_What you will do_
A verbatim copy of the records below, pictures omitted, is the task.

Provided information: Begin

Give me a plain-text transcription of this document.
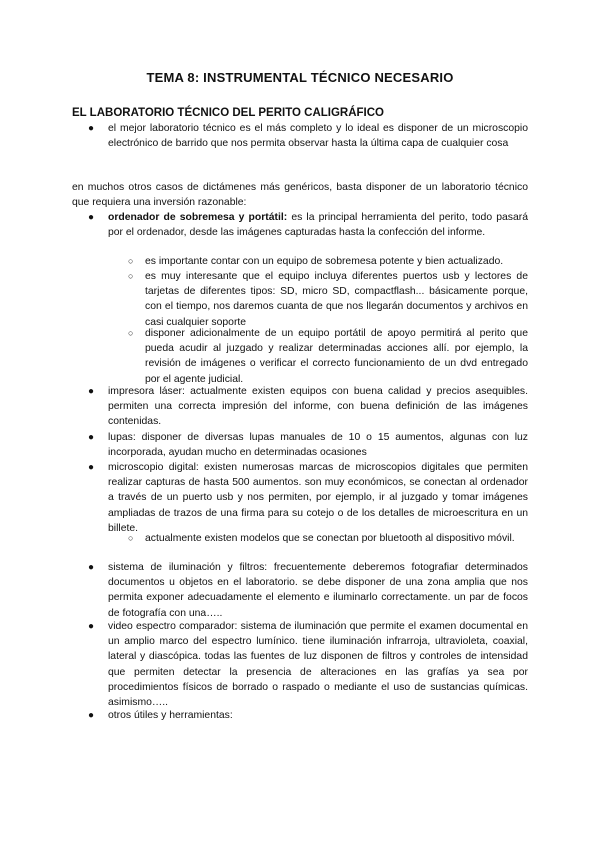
TEMA 8: INSTRUMENTAL TÉCNICO NECESARIO
EL LABORATORIO TÉCNICO DEL PERITO CALIGRÁFICO
● el mejor laboratorio técnico es el más completo y lo ideal es disponer de un microscopio electrónico de barrido que nos permita observar hasta la última capa de cualquier cosa
en muchos otros casos de dictámenes más genéricos, basta disponer de un laboratorio técnico que requiera una inversión razonable:
● ordenador de sobremesa y portátil: es la principal herramienta del perito, todo pasará por el ordenador, desde las imágenes capturadas hasta la confección del informe.
○ es importante contar con un equipo de sobremesa potente y bien actualizado.
○ es muy interesante que el equipo incluya diferentes puertos usb y lectores de tarjetas de diferentes tipos: SD, micro SD, compactflash... básicamente porque, con el tiempo, nos daremos cuanta de que nos llegarán documentos y archivos en casi cualquier soporte
○ disponer adicionalmente de un equipo portátil de apoyo permitirá al perito que pueda acudir al juzgado y realizar determinadas acciones allí. por ejemplo, la revisión de imágenes o verificar el correcto funcionamiento de un dvd entregado por el agente judicial.
● impresora láser: actualmente existen equipos con buena calidad y precios asequibles. permiten una correcta impresión del informe, con buena definición de las imágenes contenidas.
● lupas: disponer de diversas lupas manuales de 10 o 15 aumentos, algunas con luz incorporada, ayudan mucho en determinadas ocasiones
● microscopio digital: existen numerosas marcas de microscopios digitales que permiten realizar capturas de hasta 500 aumentos. son muy económicos, se conectan al ordenador a través de un puerto usb y nos permiten, por ejemplo, ir al juzgado y tomar imágenes ampliadas de trazos de una firma para su cotejo o de los detalles de microescritura en un billete.
○ actualmente existen modelos que se conectan por bluetooth al dispositivo móvil.
● sistema de iluminación y filtros: frecuentemente deberemos fotografiar determinados documentos u objetos en el laboratorio. se debe disponer de una zona amplia que nos permita exponer adecuadamente el elemento e iluminarlo correctamente. un par de focos de fotografía con una…..
● video espectro comparador: sistema de iluminación que permite el examen documental en un amplio marco del espectro lumínico. tiene iluminación infrarroja, ultravioleta, coaxial, lateral y diascópica. todas las fuentes de luz disponen de filtros y controles de intensidad que permiten detectar la presencia de alteraciones en las grafías ya sea por procedimientos físicos de borrado o raspado o mediante el uso de sustancias químicas. asimismo…..
● otros útiles y herramientas:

Provided information: End

_Response area_
Give me a plain-text transcription of this document.
TEMA 8: INSTRUMENTAL TÉCNICO NECESARIO
EL LABORATORIO TÉCNICO DEL PERITO CALIGRÁFICO
● el mejor laboratorio técnico es el más completo y lo ideal es disponer de un microscopio electrónico de barrido que nos permita observar hasta la última capa de cualquier cosa
en muchos otros casos de dictámenes más genéricos, basta disponer de un laboratorio técnico que requiera una inversión razonable:
● ordenador de sobremesa y portátil: es la principal herramienta del perito, todo pasará por el ordenador, desde las imágenes capturadas hasta la confección del informe.
○ es importante contar con un equipo de sobremesa potente y bien actualizado.
○ es muy interesante que el equipo incluya diferentes puertos usb y lectores de tarjetas de diferentes tipos: SD, micro SD, compactflash... básicamente porque, con el tiempo, nos daremos cuanta de que nos llegarán documentos y archivos en casi cualquier soporte
○ disponer adicionalmente de un equipo portátil de apoyo permitirá al perito que pueda acudir al juzgado y realizar determinadas acciones allí. por ejemplo, la revisión de imágenes o verificar el correcto funcionamiento de un dvd entregado por el agente judicial.
● impresora láser: actualmente existen equipos con buena calidad y precios asequibles. permiten una correcta impresión del informe, con buena definición de las imágenes contenidas.
● lupas: disponer de diversas lupas manuales de 10 o 15 aumentos, algunas con luz incorporada, ayudan mucho en determinadas ocasiones
● microscopio digital: existen numerosas marcas de microscopios digitales que permiten realizar capturas de hasta 500 aumentos. son muy económicos, se conectan al ordenador a través de un puerto usb y nos permiten, por ejemplo, ir al juzgado y tomar imágenes ampliadas de trazos de una firma para su cotejo o de los detalles de microescritura en un billete.
○ actualmente existen modelos que se conectan por bluetooth al dispositivo móvil.
● sistema de iluminación y filtros: frecuentemente deberemos fotografiar determinados documentos u objetos en el laboratorio. se debe disponer de una zona amplia que nos permita exponer adecuadamente el elemento e iluminarlo correctamente. un par de focos de fotografía con una…..
● video espectro comparador: sistema de iluminación que permite el examen documental en un amplio marco del espectro lumínico. tiene iluminación infrarroja, ultravioleta, coaxial, lateral y diascópica. todas las fuentes de luz disponen de filtros y controles de intensidad que permiten detectar la presencia de alteraciones en las grafías ya sea por procedimientos físicos de borrado o raspado o mediante el uso de sustancias químicas. asimismo…..
● otros útiles y herramientas:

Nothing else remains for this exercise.